#### WHAT IS NEEDED:
Copy out all of the data below with no alterations.

— Start of INPUT RECORDS —

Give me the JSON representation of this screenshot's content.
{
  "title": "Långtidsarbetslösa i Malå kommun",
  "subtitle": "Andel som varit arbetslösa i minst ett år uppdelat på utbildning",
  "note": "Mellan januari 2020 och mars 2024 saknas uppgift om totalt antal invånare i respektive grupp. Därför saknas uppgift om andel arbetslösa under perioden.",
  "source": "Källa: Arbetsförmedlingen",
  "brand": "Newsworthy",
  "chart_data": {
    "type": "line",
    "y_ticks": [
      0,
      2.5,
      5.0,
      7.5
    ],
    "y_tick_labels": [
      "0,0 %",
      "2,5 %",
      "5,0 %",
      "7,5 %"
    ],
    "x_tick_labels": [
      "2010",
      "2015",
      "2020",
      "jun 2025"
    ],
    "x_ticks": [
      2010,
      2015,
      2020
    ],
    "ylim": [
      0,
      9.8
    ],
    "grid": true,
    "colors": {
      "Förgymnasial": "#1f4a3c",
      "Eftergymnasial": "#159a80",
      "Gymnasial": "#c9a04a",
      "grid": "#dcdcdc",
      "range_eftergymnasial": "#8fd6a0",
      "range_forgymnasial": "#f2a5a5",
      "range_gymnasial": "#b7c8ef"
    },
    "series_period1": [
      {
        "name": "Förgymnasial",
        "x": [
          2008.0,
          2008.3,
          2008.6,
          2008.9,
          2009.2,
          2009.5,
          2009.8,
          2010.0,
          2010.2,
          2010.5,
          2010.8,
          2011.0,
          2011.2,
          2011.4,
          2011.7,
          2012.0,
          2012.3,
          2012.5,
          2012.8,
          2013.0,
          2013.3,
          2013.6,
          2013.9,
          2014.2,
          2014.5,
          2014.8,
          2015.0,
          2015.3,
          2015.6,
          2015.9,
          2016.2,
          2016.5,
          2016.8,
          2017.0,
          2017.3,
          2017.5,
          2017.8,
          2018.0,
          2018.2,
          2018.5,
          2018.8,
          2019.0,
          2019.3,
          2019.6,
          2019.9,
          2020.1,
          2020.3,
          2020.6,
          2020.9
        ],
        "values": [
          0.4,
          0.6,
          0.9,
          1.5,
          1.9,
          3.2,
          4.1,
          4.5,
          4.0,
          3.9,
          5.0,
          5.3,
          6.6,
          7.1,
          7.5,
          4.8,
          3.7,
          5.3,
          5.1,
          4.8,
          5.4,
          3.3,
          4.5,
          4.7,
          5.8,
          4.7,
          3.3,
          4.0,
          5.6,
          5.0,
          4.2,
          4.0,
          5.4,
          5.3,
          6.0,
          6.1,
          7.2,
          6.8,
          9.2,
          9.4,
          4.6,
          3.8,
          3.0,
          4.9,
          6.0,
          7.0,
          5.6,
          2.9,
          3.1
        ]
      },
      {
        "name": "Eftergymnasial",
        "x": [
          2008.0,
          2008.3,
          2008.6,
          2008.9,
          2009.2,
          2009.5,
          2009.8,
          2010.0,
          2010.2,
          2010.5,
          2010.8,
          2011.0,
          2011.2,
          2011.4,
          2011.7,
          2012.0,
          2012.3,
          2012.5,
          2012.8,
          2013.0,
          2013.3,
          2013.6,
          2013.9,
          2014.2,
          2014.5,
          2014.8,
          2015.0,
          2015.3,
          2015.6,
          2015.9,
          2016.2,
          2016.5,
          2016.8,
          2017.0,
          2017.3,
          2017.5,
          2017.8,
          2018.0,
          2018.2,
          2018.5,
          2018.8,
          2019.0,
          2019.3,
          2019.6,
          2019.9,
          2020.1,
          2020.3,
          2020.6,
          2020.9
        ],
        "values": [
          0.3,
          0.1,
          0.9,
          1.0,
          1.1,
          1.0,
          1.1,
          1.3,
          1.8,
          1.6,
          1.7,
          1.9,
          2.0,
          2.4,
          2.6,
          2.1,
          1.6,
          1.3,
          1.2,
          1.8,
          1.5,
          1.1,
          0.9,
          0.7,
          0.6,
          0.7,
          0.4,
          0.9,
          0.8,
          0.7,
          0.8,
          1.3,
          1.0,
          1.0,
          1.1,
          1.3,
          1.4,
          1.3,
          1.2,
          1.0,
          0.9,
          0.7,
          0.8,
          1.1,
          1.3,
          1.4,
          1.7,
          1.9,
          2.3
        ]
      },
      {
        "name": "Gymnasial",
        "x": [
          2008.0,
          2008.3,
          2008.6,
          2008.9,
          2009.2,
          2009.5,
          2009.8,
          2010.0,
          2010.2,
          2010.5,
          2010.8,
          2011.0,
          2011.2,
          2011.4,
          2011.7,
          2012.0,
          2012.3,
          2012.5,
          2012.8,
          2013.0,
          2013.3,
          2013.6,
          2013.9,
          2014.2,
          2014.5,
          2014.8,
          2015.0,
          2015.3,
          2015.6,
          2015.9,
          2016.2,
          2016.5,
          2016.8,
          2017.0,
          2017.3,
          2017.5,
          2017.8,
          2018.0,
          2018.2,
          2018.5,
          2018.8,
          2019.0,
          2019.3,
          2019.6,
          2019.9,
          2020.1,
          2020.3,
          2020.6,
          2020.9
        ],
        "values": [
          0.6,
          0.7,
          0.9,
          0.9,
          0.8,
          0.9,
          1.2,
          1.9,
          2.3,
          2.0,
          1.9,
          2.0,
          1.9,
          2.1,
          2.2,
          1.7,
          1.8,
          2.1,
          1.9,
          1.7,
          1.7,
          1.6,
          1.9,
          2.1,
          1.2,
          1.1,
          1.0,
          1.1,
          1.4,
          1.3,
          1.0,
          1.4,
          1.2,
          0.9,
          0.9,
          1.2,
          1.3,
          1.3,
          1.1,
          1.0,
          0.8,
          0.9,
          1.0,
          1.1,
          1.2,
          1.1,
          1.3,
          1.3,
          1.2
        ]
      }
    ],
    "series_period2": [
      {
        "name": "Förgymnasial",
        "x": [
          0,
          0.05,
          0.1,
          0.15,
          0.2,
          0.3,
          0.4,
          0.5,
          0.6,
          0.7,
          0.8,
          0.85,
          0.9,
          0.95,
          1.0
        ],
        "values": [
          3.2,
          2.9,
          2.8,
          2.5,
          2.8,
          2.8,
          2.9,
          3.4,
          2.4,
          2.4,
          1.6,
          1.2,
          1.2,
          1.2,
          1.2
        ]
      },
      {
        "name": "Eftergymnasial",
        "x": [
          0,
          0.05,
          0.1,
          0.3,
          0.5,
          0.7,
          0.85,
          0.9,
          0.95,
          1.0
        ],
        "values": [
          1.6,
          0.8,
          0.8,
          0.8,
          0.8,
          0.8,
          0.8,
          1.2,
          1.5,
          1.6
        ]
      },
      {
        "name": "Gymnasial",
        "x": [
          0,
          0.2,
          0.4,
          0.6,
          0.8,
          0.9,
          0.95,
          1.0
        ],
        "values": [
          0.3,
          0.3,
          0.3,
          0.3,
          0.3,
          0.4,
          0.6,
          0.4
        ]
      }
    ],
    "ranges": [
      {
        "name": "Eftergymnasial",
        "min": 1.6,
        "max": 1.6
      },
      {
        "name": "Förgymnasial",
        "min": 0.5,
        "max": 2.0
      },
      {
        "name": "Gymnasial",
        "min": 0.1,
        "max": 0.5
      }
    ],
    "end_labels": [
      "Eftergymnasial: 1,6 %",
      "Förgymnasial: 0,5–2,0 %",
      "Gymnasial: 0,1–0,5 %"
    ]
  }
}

— End of INPUT RECORDS —

#### FINISHED TASK:
Give me the JSON representation of this screenshot's content.
{
  "title": "Långtidsarbetslösa i Malå kommun",
  "subtitle": "Andel som varit arbetslösa i minst ett år uppdelat på utbildning",
  "note": "Mellan januari 2020 och mars 2024 saknas uppgift om totalt antal invånare i respektive grupp. Därför saknas uppgift om andel arbetslösa under perioden.",
  "source": "Källa: Arbetsförmedlingen",
  "brand": "Newsworthy",
  "chart_data": {
    "type": "line",
    "y_ticks": [
      0,
      2.5,
      5.0,
      7.5
    ],
    "y_tick_labels": [
      "0,0 %",
      "2,5 %",
      "5,0 %",
      "7,5 %"
    ],
    "x_tick_labels": [
      "2010",
      "2015",
      "2020",
      "jun 2025"
    ],
    "x_ticks": [
      2010,
      2015,
      2020
    ],
    "ylim": [
      0,
      9.8
    ],
    "grid": true,
    "colors": {
      "Förgymnasial": "#1f4a3c",
      "Eftergymnasial": "#159a80",
      "Gymnasial": "#c9a04a",
      "grid": "#dcdcdc",
      "range_eftergymnasial": "#8fd6a0",
      "range_forgymnasial": "#f2a5a5",
      "range_gymnasial": "#b7c8ef"
    },
    "series_period1": [
      {
        "name": "Förgymnasial",
        "x": [
          2008.0,
          2008.3,
          2008.6,
          2008.9,
          2009.2,
          2009.5,
          2009.8,
          2010.0,
          2010.2,
          2010.5,
          2010.8,
          2011.0,
          2011.2,
          2011.4,
          2011.7,
          2012.0,
          2012.3,
          2012.5,
          2012.8,
          2013.0,
          2013.3,
          2013.6,
          2013.9,
          2014.2,
          2014.5,
          2014.8,
          2015.0,
          2015.3,
          2015.6,
          2015.9,
          2016.2,
          2016.5,
          2016.8,
          2017.0,
          2017.3,
          2017.5,
          2017.8,
          2018.0,
          2018.2,
          2018.5,
          2018.8,
          2019.0,
          2019.3,
          2019.6,
          2019.9,
          2020.1,
          2020.3,
          2020.6,
          2020.9
        ],
        "values": [
          0.4,
          0.6,
          0.9,
          1.5,
          1.9,
          3.2,
          4.1,
          4.5,
          4.0,
          3.9,
          5.0,
          5.3,
          6.6,
          7.1,
          7.5,
          4.8,
          3.7,
          5.3,
          5.1,
          4.8,
          5.4,
          3.3,
          4.5,
          4.7,
          5.8,
          4.7,
          3.3,
          4.0,
          5.6,
          5.0,
          4.2,
          4.0,
          5.4,
          5.3,
          6.0,
          6.1,
          7.2,
          6.8,
          9.2,
          9.4,
          4.6,
          3.8,
          3.0,
          4.9,
          6.0,
          7.0,
          5.6,
          2.9,
          3.1
        ]
      },
      {
        "name": "Eftergymnasial",
        "x": [
          2008.0,
          2008.3,
          2008.6,
          2008.9,
          2009.2,
          2009.5,
          2009.8,
          2010.0,
          2010.2,
          2010.5,
          2010.8,
          2011.0,
          2011.2,
          2011.4,
          2011.7,
          2012.0,
          2012.3,
          2012.5,
          2012.8,
          2013.0,
          2013.3,
          2013.6,
          2013.9,
          2014.2,
          2014.5,
          2014.8,
          2015.0,
          2015.3,
          2015.6,
          2015.9,
          2016.2,
          2016.5,
          2016.8,
          2017.0,
          2017.3,
          2017.5,
          2017.8,
          2018.0,
          2018.2,
          2018.5,
          2018.8,
          2019.0,
          2019.3,
          2019.6,
          2019.9,
          2020.1,
          2020.3,
          2020.6,
          2020.9
        ],
        "values": [
          0.3,
          0.1,
          0.9,
          1.0,
          1.1,
          1.0,
          1.1,
          1.3,
          1.8,
          1.6,
          1.7,
          1.9,
          2.0,
          2.4,
          2.6,
          2.1,
          1.6,
          1.3,
          1.2,
          1.8,
          1.5,
          1.1,
          0.9,
          0.7,
          0.6,
          0.7,
          0.4,
          0.9,
          0.8,
          0.7,
          0.8,
          1.3,
          1.0,
          1.0,
          1.1,
          1.3,
          1.4,
          1.3,
          1.2,
          1.0,
          0.9,
          0.7,
          0.8,
          1.1,
          1.3,
          1.4,
          1.7,
          1.9,
          2.3
        ]
      },
      {
        "name": "Gymnasial",
        "x": [
          2008.0,
          2008.3,
          2008.6,
          2008.9,
          2009.2,
          2009.5,
          2009.8,
          2010.0,
          2010.2,
          2010.5,
          2010.8,
          2011.0,
          2011.2,
          2011.4,
          2011.7,
          2012.0,
          2012.3,
          2012.5,
          2012.8,
          2013.0,
          2013.3,
          2013.6,
          2013.9,
          2014.2,
          2014.5,
          2014.8,
          2015.0,
          2015.3,
          2015.6,
          2015.9,
          2016.2,
          2016.5,
          2016.8,
          2017.0,
          2017.3,
          2017.5,
          2017.8,
          2018.0,
          2018.2,
          2018.5,
          2018.8,
          2019.0,
          2019.3,
          2019.6,
          2019.9,
          2020.1,
          2020.3,
          2020.6,
          2020.9
        ],
        "values": [
          0.6,
          0.7,
          0.9,
          0.9,
          0.8,
          0.9,
          1.2,
          1.9,
          2.3,
          2.0,
          1.9,
          2.0,
          1.9,
          2.1,
          2.2,
          1.7,
          1.8,
          2.1,
          1.9,
          1.7,
          1.7,
          1.6,
          1.9,
          2.1,
          1.2,
          1.1,
          1.0,
          1.1,
          1.4,
          1.3,
          1.0,
          1.4,
          1.2,
          0.9,
          0.9,
          1.2,
          1.3,
          1.3,
          1.1,
          1.0,
          0.8,
          0.9,
          1.0,
          1.1,
          1.2,
          1.1,
          1.3,
          1.3,
          1.2
        ]
      }
    ],
    "series_period2": [
      {
        "name": "Förgymnasial",
        "x": [
          0,
          0.05,
          0.1,
          0.15,
          0.2,
          0.3,
          0.4,
          0.5,
          0.6,
          0.7,
          0.8,
          0.85,
          0.9,
          0.95,
          1.0
        ],
        "values": [
          3.2,
          2.9,
          2.8,
          2.5,
          2.8,
          2.8,
          2.9,
          3.4,
          2.4,
          2.4,
          1.6,
          1.2,
          1.2,
          1.2,
          1.2
        ]
      },
      {
        "name": "Eftergymnasial",
        "x": [
          0,
          0.05,
          0.1,
          0.3,
          0.5,
          0.7,
          0.85,
          0.9,
          0.95,
          1.0
        ],
        "values": [
          1.6,
          0.8,
          0.8,
          0.8,
          0.8,
          0.8,
          0.8,
          1.2,
          1.5,
          1.6
        ]
      },
      {
        "name": "Gymnasial",
        "x": [
          0,
          0.2,
          0.4,
          0.6,
          0.8,
          0.9,
          0.95,
          1.0
        ],
        "values": [
          0.3,
          0.3,
          0.3,
          0.3,
          0.3,
          0.4,
          0.6,
          0.4
        ]
      }
    ],
    "ranges": [
      {
        "name": "Eftergymnasial",
        "min": 1.6,
        "max": 1.6
      },
      {
        "name": "Förgymnasial",
        "min": 0.5,
        "max": 2.0
      },
      {
        "name": "Gymnasial",
        "min": 0.1,
        "max": 0.5
      }
    ],
    "end_labels": [
      "Eftergymnasial: 1,6 %",
      "Förgymnasial: 0,5–2,0 %",
      "Gymnasial: 0,1–0,5 %"
    ]
  }
}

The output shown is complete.